> **The records**:
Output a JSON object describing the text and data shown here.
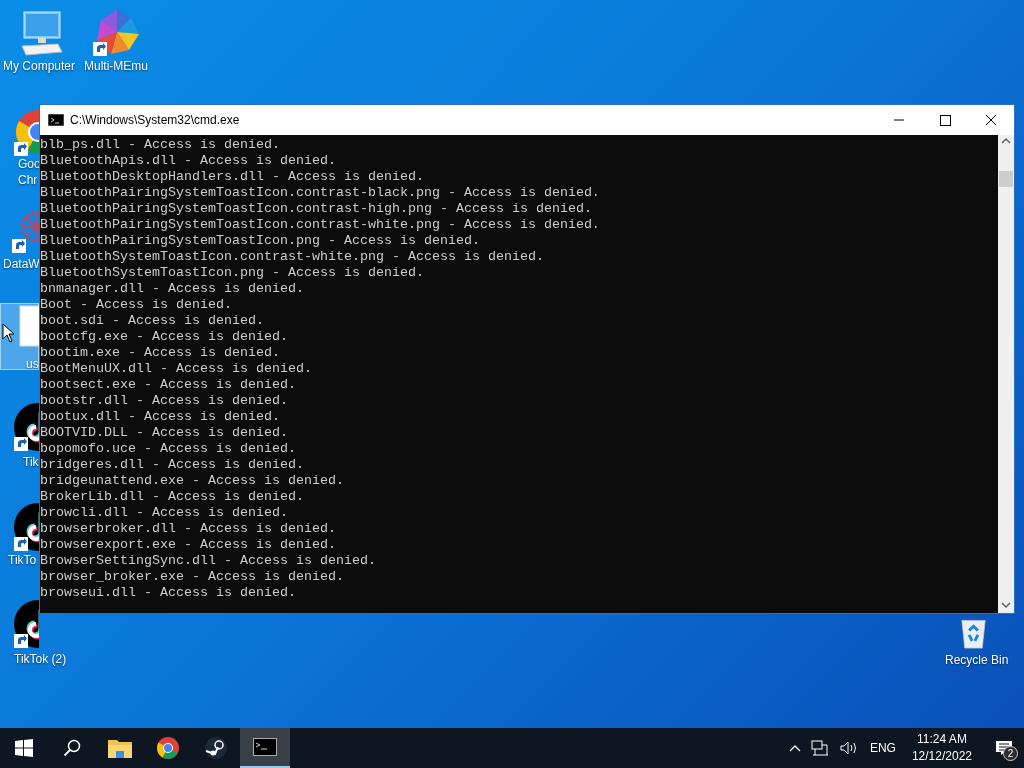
{
  "desktop_icons": [
    {
      "kind": "computer",
      "label_lines": [
        "My Computer"
      ],
      "selected": false
    },
    {
      "kind": "memu",
      "label_lines": [
        "Multi-MEmu"
      ],
      "selected": false
    },
    {
      "kind": "chrome",
      "label_lines": [
        "Goo",
        "Chr"
      ],
      "selected": false
    },
    {
      "kind": "datawrapper",
      "label_lines": [
        "DataW"
      ],
      "selected": false
    },
    {
      "kind": "file",
      "label_lines": [
        "us"
      ],
      "selected": true
    },
    {
      "kind": "tiktok",
      "label_lines": [
        "Tik"
      ],
      "selected": false
    },
    {
      "kind": "tiktok",
      "label_lines": [
        "TikTo"
      ],
      "selected": false
    },
    {
      "kind": "tiktok",
      "label_lines": [
        "TikTok (2)"
      ],
      "selected": false
    },
    {
      "kind": "recycle",
      "label_lines": [
        "Recycle Bin"
      ],
      "selected": false
    }
  ],
  "window": {
    "title": "C:\\Windows\\System32\\cmd.exe",
    "lines": [
      "blb_ps.dll - Access is denied.",
      "BluetoothApis.dll - Access is denied.",
      "BluetoothDesktopHandlers.dll - Access is denied.",
      "BluetoothPairingSystemToastIcon.contrast-black.png - Access is denied.",
      "BluetoothPairingSystemToastIcon.contrast-high.png - Access is denied.",
      "BluetoothPairingSystemToastIcon.contrast-white.png - Access is denied.",
      "BluetoothPairingSystemToastIcon.png - Access is denied.",
      "BluetoothSystemToastIcon.contrast-white.png - Access is denied.",
      "BluetoothSystemToastIcon.png - Access is denied.",
      "bnmanager.dll - Access is denied.",
      "Boot - Access is denied.",
      "boot.sdi - Access is denied.",
      "bootcfg.exe - Access is denied.",
      "bootim.exe - Access is denied.",
      "BootMenuUX.dll - Access is denied.",
      "bootsect.exe - Access is denied.",
      "bootstr.dll - Access is denied.",
      "bootux.dll - Access is denied.",
      "BOOTVID.DLL - Access is denied.",
      "bopomofo.uce - Access is denied.",
      "bridgeres.dll - Access is denied.",
      "bridgeunattend.exe - Access is denied.",
      "BrokerLib.dll - Access is denied.",
      "browcli.dll - Access is denied.",
      "browserbroker.dll - Access is denied.",
      "browserexport.exe - Access is denied.",
      "BrowserSettingSync.dll - Access is denied.",
      "browser_broker.exe - Access is denied.",
      "browseui.dll - Access is denied."
    ]
  },
  "taskbar": {
    "items": [
      {
        "kind": "start",
        "active": false
      },
      {
        "kind": "search",
        "active": false
      },
      {
        "kind": "explorer",
        "active": false
      },
      {
        "kind": "chrome",
        "active": false
      },
      {
        "kind": "steam",
        "active": false
      },
      {
        "kind": "cmd",
        "active": true
      }
    ],
    "language": "ENG",
    "time": "11:24 AM",
    "date": "12/12/2022",
    "notification_count": "2"
  }
}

> **Written problem**:
Output the records above exactly as they are, leaving out the pictures.

> **Solution to the problem**:
Output a JSON object describing the text and data shown here.
{
  "desktop_icons": [
    {
      "kind": "computer",
      "label_lines": [
        "My Computer"
      ],
      "selected": false
    },
    {
      "kind": "memu",
      "label_lines": [
        "Multi-MEmu"
      ],
      "selected": false
    },
    {
      "kind": "chrome",
      "label_lines": [
        "Goo",
        "Chr"
      ],
      "selected": false
    },
    {
      "kind": "datawrapper",
      "label_lines": [
        "DataW"
      ],
      "selected": false
    },
    {
      "kind": "file",
      "label_lines": [
        "us"
      ],
      "selected": true
    },
    {
      "kind": "tiktok",
      "label_lines": [
        "Tik"
      ],
      "selected": false
    },
    {
      "kind": "tiktok",
      "label_lines": [
        "TikTo"
      ],
      "selected": false
    },
    {
      "kind": "tiktok",
      "label_lines": [
        "TikTok (2)"
      ],
      "selected": false
    },
    {
      "kind": "recycle",
      "label_lines": [
        "Recycle Bin"
      ],
      "selected": false
    }
  ],
  "window": {
    "title": "C:\\Windows\\System32\\cmd.exe",
    "lines": [
      "blb_ps.dll - Access is denied.",
      "BluetoothApis.dll - Access is denied.",
      "BluetoothDesktopHandlers.dll - Access is denied.",
      "BluetoothPairingSystemToastIcon.contrast-black.png - Access is denied.",
      "BluetoothPairingSystemToastIcon.contrast-high.png - Access is denied.",
      "BluetoothPairingSystemToastIcon.contrast-white.png - Access is denied.",
      "BluetoothPairingSystemToastIcon.png - Access is denied.",
      "BluetoothSystemToastIcon.contrast-white.png - Access is denied.",
      "BluetoothSystemToastIcon.png - Access is denied.",
      "bnmanager.dll - Access is denied.",
      "Boot - Access is denied.",
      "boot.sdi - Access is denied.",
      "bootcfg.exe - Access is denied.",
      "bootim.exe - Access is denied.",
      "BootMenuUX.dll - Access is denied.",
      "bootsect.exe - Access is denied.",
      "bootstr.dll - Access is denied.",
      "bootux.dll - Access is denied.",
      "BOOTVID.DLL - Access is denied.",
      "bopomofo.uce - Access is denied.",
      "bridgeres.dll - Access is denied.",
      "bridgeunattend.exe - Access is denied.",
      "BrokerLib.dll - Access is denied.",
      "browcli.dll - Access is denied.",
      "browserbroker.dll - Access is denied.",
      "browserexport.exe - Access is denied.",
      "BrowserSettingSync.dll - Access is denied.",
      "browser_broker.exe - Access is denied.",
      "browseui.dll - Access is denied."
    ]
  },
  "taskbar": {
    "items": [
      {
        "kind": "start",
        "active": false
      },
      {
        "kind": "search",
        "active": false
      },
      {
        "kind": "explorer",
        "active": false
      },
      {
        "kind": "chrome",
        "active": false
      },
      {
        "kind": "steam",
        "active": false
      },
      {
        "kind": "cmd",
        "active": true
      }
    ],
    "language": "ENG",
    "time": "11:24 AM",
    "date": "12/12/2022",
    "notification_count": "2"
  }
}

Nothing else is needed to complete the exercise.